Dataset listings of figures:
——

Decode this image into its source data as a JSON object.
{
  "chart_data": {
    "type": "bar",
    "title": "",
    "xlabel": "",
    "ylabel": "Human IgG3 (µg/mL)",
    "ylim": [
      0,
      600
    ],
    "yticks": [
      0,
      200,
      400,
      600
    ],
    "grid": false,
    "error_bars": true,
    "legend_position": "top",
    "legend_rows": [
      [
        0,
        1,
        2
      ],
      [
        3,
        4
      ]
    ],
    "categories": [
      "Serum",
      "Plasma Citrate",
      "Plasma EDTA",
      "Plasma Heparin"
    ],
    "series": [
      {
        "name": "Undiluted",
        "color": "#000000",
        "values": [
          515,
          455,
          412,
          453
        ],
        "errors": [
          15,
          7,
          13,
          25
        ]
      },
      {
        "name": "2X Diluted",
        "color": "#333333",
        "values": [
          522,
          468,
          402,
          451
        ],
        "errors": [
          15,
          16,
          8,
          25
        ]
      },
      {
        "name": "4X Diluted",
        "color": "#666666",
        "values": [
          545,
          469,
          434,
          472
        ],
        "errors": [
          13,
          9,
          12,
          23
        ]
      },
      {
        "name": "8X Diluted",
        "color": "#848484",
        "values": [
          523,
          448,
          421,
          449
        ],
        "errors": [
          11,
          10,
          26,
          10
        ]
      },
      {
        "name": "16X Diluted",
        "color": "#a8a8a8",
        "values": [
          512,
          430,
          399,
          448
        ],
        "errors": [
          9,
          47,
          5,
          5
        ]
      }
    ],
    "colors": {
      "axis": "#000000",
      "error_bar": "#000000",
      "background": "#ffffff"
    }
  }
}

——

* _Required task_:
Look for lines containing the string "name" and copy them all.

* _Answer_:
        "name": "Undiluted",
        "name": "2X Diluted",
        "name": "4X Diluted",
        "name": "8X Diluted",
        "name": "16X Diluted",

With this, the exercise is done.